##### Data shown #####
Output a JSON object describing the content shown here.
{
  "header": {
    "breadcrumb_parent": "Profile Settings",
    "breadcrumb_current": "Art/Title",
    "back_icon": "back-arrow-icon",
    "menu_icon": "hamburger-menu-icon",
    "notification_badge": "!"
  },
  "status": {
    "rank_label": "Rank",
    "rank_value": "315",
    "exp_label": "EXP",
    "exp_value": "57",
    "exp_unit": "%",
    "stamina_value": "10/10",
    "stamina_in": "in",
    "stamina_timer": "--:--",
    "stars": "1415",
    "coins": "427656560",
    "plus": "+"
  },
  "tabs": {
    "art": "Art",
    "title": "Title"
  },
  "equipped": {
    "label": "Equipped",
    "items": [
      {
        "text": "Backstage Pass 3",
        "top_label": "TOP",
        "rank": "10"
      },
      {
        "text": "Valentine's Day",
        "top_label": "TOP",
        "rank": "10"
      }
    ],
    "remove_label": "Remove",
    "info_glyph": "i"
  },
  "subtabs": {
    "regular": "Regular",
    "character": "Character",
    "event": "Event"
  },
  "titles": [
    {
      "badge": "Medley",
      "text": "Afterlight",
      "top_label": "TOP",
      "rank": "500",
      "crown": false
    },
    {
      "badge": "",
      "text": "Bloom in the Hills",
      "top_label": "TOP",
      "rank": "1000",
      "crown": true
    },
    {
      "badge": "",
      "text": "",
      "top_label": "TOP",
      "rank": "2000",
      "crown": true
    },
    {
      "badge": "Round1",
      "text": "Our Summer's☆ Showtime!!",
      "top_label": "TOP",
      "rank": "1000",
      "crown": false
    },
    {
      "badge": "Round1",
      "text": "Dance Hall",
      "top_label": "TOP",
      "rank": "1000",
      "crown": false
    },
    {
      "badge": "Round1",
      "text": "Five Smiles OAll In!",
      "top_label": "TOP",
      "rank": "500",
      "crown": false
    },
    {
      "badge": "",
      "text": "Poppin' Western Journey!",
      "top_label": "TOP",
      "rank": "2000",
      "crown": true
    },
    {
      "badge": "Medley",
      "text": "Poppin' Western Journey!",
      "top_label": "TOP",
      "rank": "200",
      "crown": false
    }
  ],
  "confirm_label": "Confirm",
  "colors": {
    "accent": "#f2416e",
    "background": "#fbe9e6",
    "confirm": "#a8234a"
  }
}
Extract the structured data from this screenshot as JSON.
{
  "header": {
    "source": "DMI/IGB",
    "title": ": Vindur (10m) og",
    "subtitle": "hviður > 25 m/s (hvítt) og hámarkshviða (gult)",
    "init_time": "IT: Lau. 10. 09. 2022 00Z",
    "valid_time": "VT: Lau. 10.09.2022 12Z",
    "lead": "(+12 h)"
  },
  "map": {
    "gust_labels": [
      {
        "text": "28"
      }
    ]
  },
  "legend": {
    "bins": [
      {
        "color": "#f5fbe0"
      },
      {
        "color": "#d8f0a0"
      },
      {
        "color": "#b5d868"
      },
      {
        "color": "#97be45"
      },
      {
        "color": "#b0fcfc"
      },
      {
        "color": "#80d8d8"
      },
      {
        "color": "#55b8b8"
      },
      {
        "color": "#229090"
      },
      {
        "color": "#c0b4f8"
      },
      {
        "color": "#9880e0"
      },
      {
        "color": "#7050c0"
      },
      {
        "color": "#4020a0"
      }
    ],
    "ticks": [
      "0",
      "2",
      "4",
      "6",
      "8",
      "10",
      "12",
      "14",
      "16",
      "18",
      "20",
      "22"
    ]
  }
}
#####
## Required task
Repeat the material from above exactly, word for word.

## Task answer
Output a JSON object describing the content shown here.
{
  "header": {
    "breadcrumb_parent": "Profile Settings",
    "breadcrumb_current": "Art/Title",
    "back_icon": "back-arrow-icon",
    "menu_icon": "hamburger-menu-icon",
    "notification_badge": "!"
  },
  "status": {
    "rank_label": "Rank",
    "rank_value": "315",
    "exp_label": "EXP",
    "exp_value": "57",
    "exp_unit": "%",
    "stamina_value": "10/10",
    "stamina_in": "in",
    "stamina_timer": "--:--",
    "stars": "1415",
    "coins": "427656560",
    "plus": "+"
  },
  "tabs": {
    "art": "Art",
    "title": "Title"
  },
  "equipped": {
    "label": "Equipped",
    "items": [
      {
        "text": "Backstage Pass 3",
        "top_label": "TOP",
        "rank": "10"
      },
      {
        "text": "Valentine's Day",
        "top_label": "TOP",
        "rank": "10"
      }
    ],
    "remove_label": "Remove",
    "info_glyph": "i"
  },
  "subtabs": {
    "regular": "Regular",
    "character": "Character",
    "event": "Event"
  },
  "titles": [
    {
      "badge": "Medley",
      "text": "Afterlight",
      "top_label": "TOP",
      "rank": "500",
      "crown": false
    },
    {
      "badge": "",
      "text": "Bloom in the Hills",
      "top_label": "TOP",
      "rank": "1000",
      "crown": true
    },
    {
      "badge": "",
      "text": "",
      "top_label": "TOP",
      "rank": "2000",
      "crown": true
    },
    {
      "badge": "Round1",
      "text": "Our Summer's☆ Showtime!!",
      "top_label": "TOP",
      "rank": "1000",
      "crown": false
    },
    {
      "badge": "Round1",
      "text": "Dance Hall",
      "top_label": "TOP",
      "rank": "1000",
      "crown": false
    },
    {
      "badge": "Round1",
      "text": "Five Smiles OAll In!",
      "top_label": "TOP",
      "rank": "500",
      "crown": false
    },
    {
      "badge": "",
      "text": "Poppin' Western Journey!",
      "top_label": "TOP",
      "rank": "2000",
      "crown": true
    },
    {
      "badge": "Medley",
      "text": "Poppin' Western Journey!",
      "top_label": "TOP",
      "rank": "200",
      "crown": false
    }
  ],
  "confirm_label": "Confirm",
  "colors": {
    "accent": "#f2416e",
    "background": "#fbe9e6",
    "confirm": "#a8234a"
  }
}
Extract the structured data from this screenshot as JSON.
{
  "header": {
    "source": "DMI/IGB",
    "title": ": Vindur (10m) og",
    "subtitle": "hviður > 25 m/s (hvítt) og hámarkshviða (gult)",
    "init_time": "IT: Lau. 10. 09. 2022 00Z",
    "valid_time": "VT: Lau. 10.09.2022 12Z",
    "lead": "(+12 h)"
  },
  "map": {
    "gust_labels": [
      {
        "text": "28"
      }
    ]
  },
  "legend": {
    "bins": [
      {
        "color": "#f5fbe0"
      },
      {
        "color": "#d8f0a0"
      },
      {
        "color": "#b5d868"
      },
      {
        "color": "#97be45"
      },
      {
        "color": "#b0fcfc"
      },
      {
        "color": "#80d8d8"
      },
      {
        "color": "#55b8b8"
      },
      {
        "color": "#229090"
      },
      {
        "color": "#c0b4f8"
      },
      {
        "color": "#9880e0"
      },
      {
        "color": "#7050c0"
      },
      {
        "color": "#4020a0"
      }
    ],
    "ticks": [
      "0",
      "2",
      "4",
      "6",
      "8",
      "10",
      "12",
      "14",
      "16",
      "18",
      "20",
      "22"
    ]
  }
}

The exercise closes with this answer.